▶ [What is being asked]:
Extract each line where the string "text" shows up.

▶ [Supplied data]:
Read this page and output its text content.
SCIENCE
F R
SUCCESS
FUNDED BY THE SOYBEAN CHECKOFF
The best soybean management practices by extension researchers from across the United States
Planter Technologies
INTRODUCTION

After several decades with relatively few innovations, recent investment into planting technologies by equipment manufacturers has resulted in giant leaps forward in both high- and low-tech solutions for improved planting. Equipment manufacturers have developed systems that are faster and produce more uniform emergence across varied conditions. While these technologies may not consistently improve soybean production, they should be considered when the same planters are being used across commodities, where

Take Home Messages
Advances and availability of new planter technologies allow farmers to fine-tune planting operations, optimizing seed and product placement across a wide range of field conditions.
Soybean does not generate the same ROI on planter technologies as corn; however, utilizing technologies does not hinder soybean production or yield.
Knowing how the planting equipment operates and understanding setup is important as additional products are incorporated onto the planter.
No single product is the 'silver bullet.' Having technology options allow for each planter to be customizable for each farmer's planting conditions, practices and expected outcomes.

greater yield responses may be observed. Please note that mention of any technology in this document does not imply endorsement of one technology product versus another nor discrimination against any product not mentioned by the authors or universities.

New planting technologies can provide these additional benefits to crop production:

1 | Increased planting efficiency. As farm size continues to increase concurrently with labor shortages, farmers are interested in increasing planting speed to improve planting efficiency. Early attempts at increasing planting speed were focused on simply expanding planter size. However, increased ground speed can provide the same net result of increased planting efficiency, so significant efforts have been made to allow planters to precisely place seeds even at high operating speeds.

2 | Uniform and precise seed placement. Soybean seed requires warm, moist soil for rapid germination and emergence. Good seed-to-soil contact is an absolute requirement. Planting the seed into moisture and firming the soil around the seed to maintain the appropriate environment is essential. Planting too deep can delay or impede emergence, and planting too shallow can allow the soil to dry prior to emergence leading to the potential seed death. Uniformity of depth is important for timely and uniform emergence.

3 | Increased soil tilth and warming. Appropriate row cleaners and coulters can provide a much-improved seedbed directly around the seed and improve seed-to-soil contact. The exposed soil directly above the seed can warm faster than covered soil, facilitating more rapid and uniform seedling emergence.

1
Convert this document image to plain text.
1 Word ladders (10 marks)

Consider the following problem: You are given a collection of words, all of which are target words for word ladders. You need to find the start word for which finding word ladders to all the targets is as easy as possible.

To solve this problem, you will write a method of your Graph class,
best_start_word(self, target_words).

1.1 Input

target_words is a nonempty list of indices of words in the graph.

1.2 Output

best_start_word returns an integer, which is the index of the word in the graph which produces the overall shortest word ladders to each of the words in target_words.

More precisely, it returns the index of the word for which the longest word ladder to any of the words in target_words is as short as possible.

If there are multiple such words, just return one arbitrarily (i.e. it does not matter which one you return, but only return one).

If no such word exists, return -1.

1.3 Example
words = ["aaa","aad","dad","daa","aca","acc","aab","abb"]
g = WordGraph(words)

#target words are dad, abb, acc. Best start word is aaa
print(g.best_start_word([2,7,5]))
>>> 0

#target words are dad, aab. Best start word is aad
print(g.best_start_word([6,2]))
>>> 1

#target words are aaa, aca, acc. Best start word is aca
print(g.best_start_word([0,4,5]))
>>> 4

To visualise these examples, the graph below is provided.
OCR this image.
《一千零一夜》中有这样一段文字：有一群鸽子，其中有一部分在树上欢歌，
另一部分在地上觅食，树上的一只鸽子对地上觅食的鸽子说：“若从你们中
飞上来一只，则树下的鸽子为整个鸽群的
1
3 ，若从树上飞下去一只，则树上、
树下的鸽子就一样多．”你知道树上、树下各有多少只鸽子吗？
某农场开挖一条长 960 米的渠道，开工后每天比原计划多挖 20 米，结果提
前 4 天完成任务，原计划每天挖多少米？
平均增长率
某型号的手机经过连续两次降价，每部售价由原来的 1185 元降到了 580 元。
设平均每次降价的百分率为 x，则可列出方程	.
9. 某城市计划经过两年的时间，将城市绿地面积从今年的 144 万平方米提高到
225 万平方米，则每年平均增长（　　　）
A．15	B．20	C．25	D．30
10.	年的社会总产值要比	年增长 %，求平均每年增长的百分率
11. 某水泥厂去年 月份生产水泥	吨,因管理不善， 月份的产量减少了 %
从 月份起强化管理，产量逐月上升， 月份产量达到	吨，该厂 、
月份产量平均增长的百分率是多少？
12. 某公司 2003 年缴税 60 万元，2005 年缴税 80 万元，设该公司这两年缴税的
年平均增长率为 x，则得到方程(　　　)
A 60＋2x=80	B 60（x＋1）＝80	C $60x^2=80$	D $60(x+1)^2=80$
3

▶ [Full solution]:
Read this page and output its text content.
Convert this document image to plain text.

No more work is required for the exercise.